Exercise materials -

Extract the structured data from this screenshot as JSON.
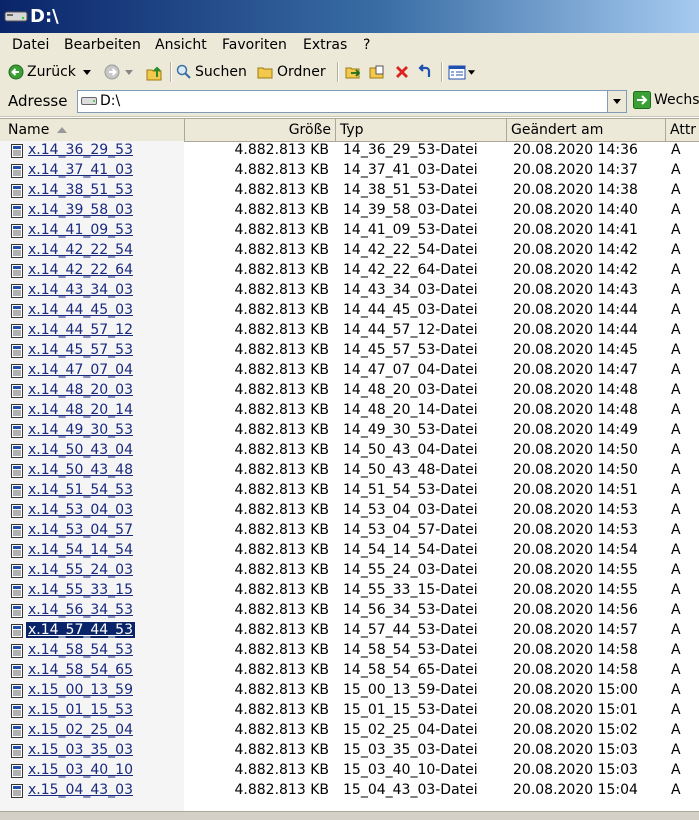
{
  "window": {
    "title": "D:\\"
  },
  "menu": [
    "Datei",
    "Bearbeiten",
    "Ansicht",
    "Favoriten",
    "Extras",
    "?"
  ],
  "toolbar": {
    "back_label": "Zurück",
    "search_label": "Suchen",
    "folders_label": "Ordner"
  },
  "address": {
    "label": "Adresse",
    "value": "D:\\",
    "go_label": "Wechs"
  },
  "columns": {
    "name": "Name",
    "size": "Größe",
    "type": "Typ",
    "modified": "Geändert am",
    "attr": "Attr"
  },
  "selected_index": 24,
  "files": [
    {
      "name": "x.14_36_29_53",
      "size": "4.882.813 KB",
      "type": "14_36_29_53-Datei",
      "modified": "20.08.2020 14:36",
      "attr": "A"
    },
    {
      "name": "x.14_37_41_03",
      "size": "4.882.813 KB",
      "type": "14_37_41_03-Datei",
      "modified": "20.08.2020 14:37",
      "attr": "A"
    },
    {
      "name": "x.14_38_51_53",
      "size": "4.882.813 KB",
      "type": "14_38_51_53-Datei",
      "modified": "20.08.2020 14:38",
      "attr": "A"
    },
    {
      "name": "x.14_39_58_03",
      "size": "4.882.813 KB",
      "type": "14_39_58_03-Datei",
      "modified": "20.08.2020 14:40",
      "attr": "A"
    },
    {
      "name": "x.14_41_09_53",
      "size": "4.882.813 KB",
      "type": "14_41_09_53-Datei",
      "modified": "20.08.2020 14:41",
      "attr": "A"
    },
    {
      "name": "x.14_42_22_54",
      "size": "4.882.813 KB",
      "type": "14_42_22_54-Datei",
      "modified": "20.08.2020 14:42",
      "attr": "A"
    },
    {
      "name": "x.14_42_22_64",
      "size": "4.882.813 KB",
      "type": "14_42_22_64-Datei",
      "modified": "20.08.2020 14:42",
      "attr": "A"
    },
    {
      "name": "x.14_43_34_03",
      "size": "4.882.813 KB",
      "type": "14_43_34_03-Datei",
      "modified": "20.08.2020 14:43",
      "attr": "A"
    },
    {
      "name": "x.14_44_45_03",
      "size": "4.882.813 KB",
      "type": "14_44_45_03-Datei",
      "modified": "20.08.2020 14:44",
      "attr": "A"
    },
    {
      "name": "x.14_44_57_12",
      "size": "4.882.813 KB",
      "type": "14_44_57_12-Datei",
      "modified": "20.08.2020 14:44",
      "attr": "A"
    },
    {
      "name": "x.14_45_57_53",
      "size": "4.882.813 KB",
      "type": "14_45_57_53-Datei",
      "modified": "20.08.2020 14:45",
      "attr": "A"
    },
    {
      "name": "x.14_47_07_04",
      "size": "4.882.813 KB",
      "type": "14_47_07_04-Datei",
      "modified": "20.08.2020 14:47",
      "attr": "A"
    },
    {
      "name": "x.14_48_20_03",
      "size": "4.882.813 KB",
      "type": "14_48_20_03-Datei",
      "modified": "20.08.2020 14:48",
      "attr": "A"
    },
    {
      "name": "x.14_48_20_14",
      "size": "4.882.813 KB",
      "type": "14_48_20_14-Datei",
      "modified": "20.08.2020 14:48",
      "attr": "A"
    },
    {
      "name": "x.14_49_30_53",
      "size": "4.882.813 KB",
      "type": "14_49_30_53-Datei",
      "modified": "20.08.2020 14:49",
      "attr": "A"
    },
    {
      "name": "x.14_50_43_04",
      "size": "4.882.813 KB",
      "type": "14_50_43_04-Datei",
      "modified": "20.08.2020 14:50",
      "attr": "A"
    },
    {
      "name": "x.14_50_43_48",
      "size": "4.882.813 KB",
      "type": "14_50_43_48-Datei",
      "modified": "20.08.2020 14:50",
      "attr": "A"
    },
    {
      "name": "x.14_51_54_53",
      "size": "4.882.813 KB",
      "type": "14_51_54_53-Datei",
      "modified": "20.08.2020 14:51",
      "attr": "A"
    },
    {
      "name": "x.14_53_04_03",
      "size": "4.882.813 KB",
      "type": "14_53_04_03-Datei",
      "modified": "20.08.2020 14:53",
      "attr": "A"
    },
    {
      "name": "x.14_53_04_57",
      "size": "4.882.813 KB",
      "type": "14_53_04_57-Datei",
      "modified": "20.08.2020 14:53",
      "attr": "A"
    },
    {
      "name": "x.14_54_14_54",
      "size": "4.882.813 KB",
      "type": "14_54_14_54-Datei",
      "modified": "20.08.2020 14:54",
      "attr": "A"
    },
    {
      "name": "x.14_55_24_03",
      "size": "4.882.813 KB",
      "type": "14_55_24_03-Datei",
      "modified": "20.08.2020 14:55",
      "attr": "A"
    },
    {
      "name": "x.14_55_33_15",
      "size": "4.882.813 KB",
      "type": "14_55_33_15-Datei",
      "modified": "20.08.2020 14:55",
      "attr": "A"
    },
    {
      "name": "x.14_56_34_53",
      "size": "4.882.813 KB",
      "type": "14_56_34_53-Datei",
      "modified": "20.08.2020 14:56",
      "attr": "A"
    },
    {
      "name": "x.14_57_44_53",
      "size": "4.882.813 KB",
      "type": "14_57_44_53-Datei",
      "modified": "20.08.2020 14:57",
      "attr": "A"
    },
    {
      "name": "x.14_58_54_53",
      "size": "4.882.813 KB",
      "type": "14_58_54_53-Datei",
      "modified": "20.08.2020 14:58",
      "attr": "A"
    },
    {
      "name": "x.14_58_54_65",
      "size": "4.882.813 KB",
      "type": "14_58_54_65-Datei",
      "modified": "20.08.2020 14:58",
      "attr": "A"
    },
    {
      "name": "x.15_00_13_59",
      "size": "4.882.813 KB",
      "type": "15_00_13_59-Datei",
      "modified": "20.08.2020 15:00",
      "attr": "A"
    },
    {
      "name": "x.15_01_15_53",
      "size": "4.882.813 KB",
      "type": "15_01_15_53-Datei",
      "modified": "20.08.2020 15:01",
      "attr": "A"
    },
    {
      "name": "x.15_02_25_04",
      "size": "4.882.813 KB",
      "type": "15_02_25_04-Datei",
      "modified": "20.08.2020 15:02",
      "attr": "A"
    },
    {
      "name": "x.15_03_35_03",
      "size": "4.882.813 KB",
      "type": "15_03_35_03-Datei",
      "modified": "20.08.2020 15:03",
      "attr": "A"
    },
    {
      "name": "x.15_03_40_10",
      "size": "4.882.813 KB",
      "type": "15_03_40_10-Datei",
      "modified": "20.08.2020 15:03",
      "attr": "A"
    },
    {
      "name": "x.15_04_43_03",
      "size": "4.882.813 KB",
      "type": "15_04_43_03-Datei",
      "modified": "20.08.2020 15:04",
      "attr": "A"
    }
  ],
  "colors": {
    "titlebar_start": "#0a246a",
    "titlebar_end": "#a6caf0",
    "chrome": "#ece9d8",
    "selection": "#0a246a",
    "link_text": "#1a2a80"
  }
}
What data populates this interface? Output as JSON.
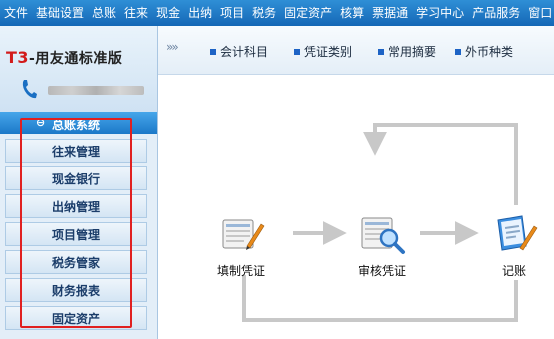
{
  "menu": [
    "文件",
    "基础设置",
    "总账",
    "往来",
    "现金",
    "出纳",
    "项目",
    "税务",
    "固定资产",
    "核算",
    "票据通",
    "学习中心",
    "产品服务",
    "窗口"
  ],
  "logo": {
    "title_prefix": "T3",
    "title_rest": "-用友通标准版"
  },
  "nav": {
    "header": "总账系统",
    "items": [
      "往来管理",
      "现金银行",
      "出纳管理",
      "项目管理",
      "税务管家",
      "财务报表",
      "固定资产"
    ]
  },
  "toolbar": {
    "chevron": "»»",
    "items": [
      "会计科目",
      "凭证类别",
      "常用摘要",
      "外币种类"
    ]
  },
  "flow": {
    "nodes": [
      {
        "label": "填制凭证",
        "icon": "fill-voucher-icon"
      },
      {
        "label": "审核凭证",
        "icon": "review-voucher-icon"
      },
      {
        "label": "记账",
        "icon": "post-ledger-icon"
      }
    ]
  },
  "colors": {
    "menubar": "#1a73c4",
    "nav_header": "#2b88d6",
    "highlight_box": "#e02020",
    "flow_arrow": "#c8c8c8"
  }
}
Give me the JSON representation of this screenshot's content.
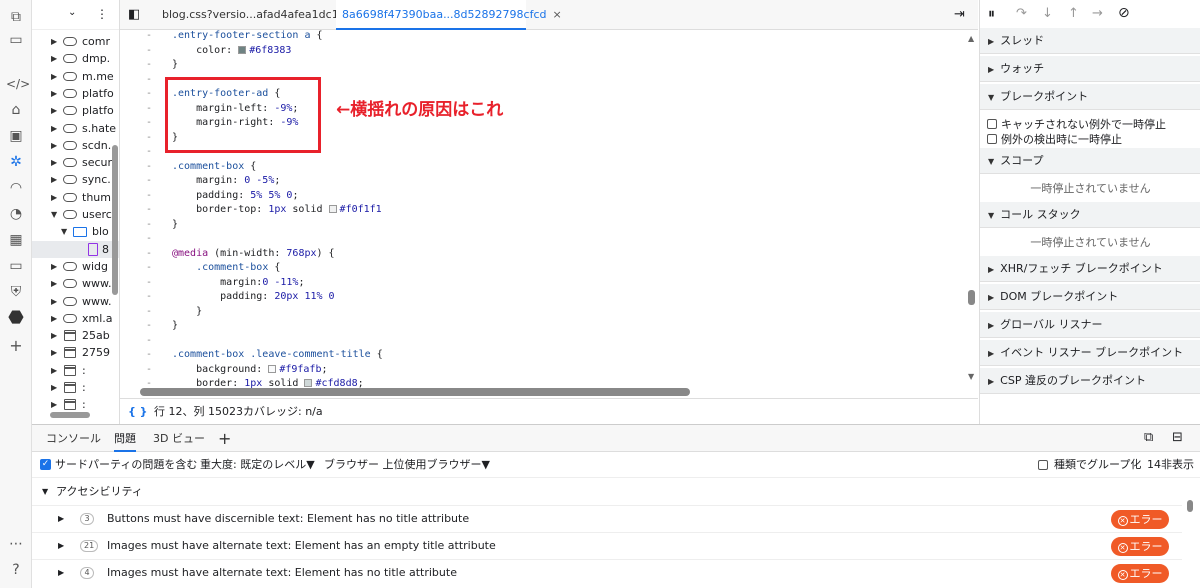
{
  "tree": {
    "items": [
      {
        "label": "comr",
        "kind": "cloud",
        "arrow": "▶"
      },
      {
        "label": "dmp.",
        "kind": "cloud",
        "arrow": "▶"
      },
      {
        "label": "m.me",
        "kind": "cloud",
        "arrow": "▶"
      },
      {
        "label": "platfo",
        "kind": "cloud",
        "arrow": "▶"
      },
      {
        "label": "platfo",
        "kind": "cloud",
        "arrow": "▶"
      },
      {
        "label": "s.hate",
        "kind": "cloud",
        "arrow": "▶"
      },
      {
        "label": "scdn.",
        "kind": "cloud",
        "arrow": "▶"
      },
      {
        "label": "secur",
        "kind": "cloud",
        "arrow": "▶"
      },
      {
        "label": "sync.",
        "kind": "cloud",
        "arrow": "▶"
      },
      {
        "label": "thum",
        "kind": "cloud",
        "arrow": "▶"
      },
      {
        "label": "userc",
        "kind": "cloud",
        "arrow": "▼"
      },
      {
        "label": "blo",
        "kind": "folder",
        "arrow": "▼"
      },
      {
        "label": "8",
        "kind": "file",
        "arrow": ""
      },
      {
        "label": "widg",
        "kind": "cloud",
        "arrow": "▶"
      },
      {
        "label": "www.",
        "kind": "cloud",
        "arrow": "▶"
      },
      {
        "label": "www.",
        "kind": "cloud",
        "arrow": "▶"
      },
      {
        "label": "xml.a",
        "kind": "cloud",
        "arrow": "▶"
      },
      {
        "label": "25ab",
        "kind": "frame",
        "arrow": "▶"
      },
      {
        "label": "2759",
        "kind": "frame",
        "arrow": "▶"
      },
      {
        "label": ":",
        "kind": "frame",
        "arrow": "▶"
      },
      {
        "label": ":",
        "kind": "frame",
        "arrow": "▶"
      },
      {
        "label": ":",
        "kind": "frame",
        "arrow": "▶"
      }
    ]
  },
  "tabs": {
    "tab1": "blog.css?versio...afad4afea1dc16",
    "tab2": "8a6698f47390baa...8d52892798cfcd",
    "close": "×"
  },
  "code": {
    "lines": [
      {
        "html": "<span class=\"sel-c\">.entry-footer-section a</span> {"
      },
      {
        "html": "    color: <span class=\"sw\" style=\"background:#6f8383\"></span><span class=\"num\">#6f8383</span>"
      },
      {
        "html": "}"
      },
      {
        "html": ""
      },
      {
        "html": "<span class=\"sel-c\">.entry-footer-ad</span> {"
      },
      {
        "html": "    margin-left: <span class=\"num\">-9%</span>;"
      },
      {
        "html": "    margin-right: <span class=\"num\">-9%</span>"
      },
      {
        "html": "}"
      },
      {
        "html": ""
      },
      {
        "html": "<span class=\"sel-c\">.comment-box</span> {"
      },
      {
        "html": "    margin: <span class=\"num\">0 -5%</span>;"
      },
      {
        "html": "    padding: <span class=\"num\">5% 5% 0</span>;"
      },
      {
        "html": "    border-top: <span class=\"num\">1px</span> solid <span class=\"sw\" style=\"background:#f0f1f1\"></span><span class=\"num\">#f0f1f1</span>"
      },
      {
        "html": "}"
      },
      {
        "html": ""
      },
      {
        "html": "<span class=\"kw\">@media</span> (min-width: <span class=\"num\">768px</span>) {"
      },
      {
        "html": "    <span class=\"sel-c\">.comment-box</span> {"
      },
      {
        "html": "        margin:<span class=\"num\">0 -11%</span>;"
      },
      {
        "html": "        padding: <span class=\"num\">20px 11% 0</span>"
      },
      {
        "html": "    }"
      },
      {
        "html": "}"
      },
      {
        "html": ""
      },
      {
        "html": "<span class=\"sel-c\">.comment-box .leave-comment-title</span> {"
      },
      {
        "html": "    background: <span class=\"sw\" style=\"background:#f9fafb\"></span><span class=\"num\">#f9fafb</span>;"
      },
      {
        "html": "    border: <span class=\"num\">1px</span> solid <span class=\"sw\" style=\"background:#cfd8d8\"></span><span class=\"num\">#cfd8d8</span>;"
      }
    ],
    "gutter": "-"
  },
  "annotation": "←横揺れの原因はこれ",
  "status": {
    "braces": "{ }",
    "position": "行 12、列 15023",
    "coverage": "カバレッジ: n/a"
  },
  "right": {
    "sections": [
      {
        "label": "スレッド",
        "arrow": "▶"
      },
      {
        "label": "ウォッチ",
        "arrow": "▶"
      },
      {
        "label": "ブレークポイント",
        "arrow": "▼"
      },
      {
        "label": "スコープ",
        "arrow": "▼"
      },
      {
        "label": "コール スタック",
        "arrow": "▼"
      },
      {
        "label": "XHR/フェッチ ブレークポイント",
        "arrow": "▶"
      },
      {
        "label": "DOM ブレークポイント",
        "arrow": "▶"
      },
      {
        "label": "グローバル リスナー",
        "arrow": "▶"
      },
      {
        "label": "イベント リスナー ブレークポイント",
        "arrow": "▶"
      },
      {
        "label": "CSP 違反のブレークポイント",
        "arrow": "▶"
      }
    ],
    "check1": "キャッチされない例外で一時停止",
    "check2": "例外の検出時に一時停止",
    "not_paused": "一時停止されていません"
  },
  "drawer": {
    "tabs": [
      "コンソール",
      "問題",
      "3D ビュー"
    ],
    "add": "+",
    "filter": {
      "third_party": "サードパーティの問題を含む",
      "severity": "重大度: 既定のレベル▼",
      "browser": "ブラウザー 上位使用ブラウザー▼",
      "group": "種類でグループ化",
      "hidden": "14非表示"
    },
    "category": "アクセシビリティ",
    "issues": [
      {
        "count": "3",
        "text": "Buttons must have discernible text: Element has no title attribute",
        "badge": "エラー"
      },
      {
        "count": "21",
        "text": "Images must have alternate text: Element has an empty title attribute",
        "badge": "エラー"
      },
      {
        "count": "4",
        "text": "Images must have alternate text: Element has no title attribute",
        "badge": "エラー"
      }
    ]
  },
  "colors": {
    "accent": "#1a73e8",
    "error": "#f05a27",
    "annotation": "#e8212b"
  }
}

Request - Check each line of the records for the word "right" and extract those that contain it.

Response below -
        "html": "    margin-right: <span class=\"num\">-9%</span>"
  "right": {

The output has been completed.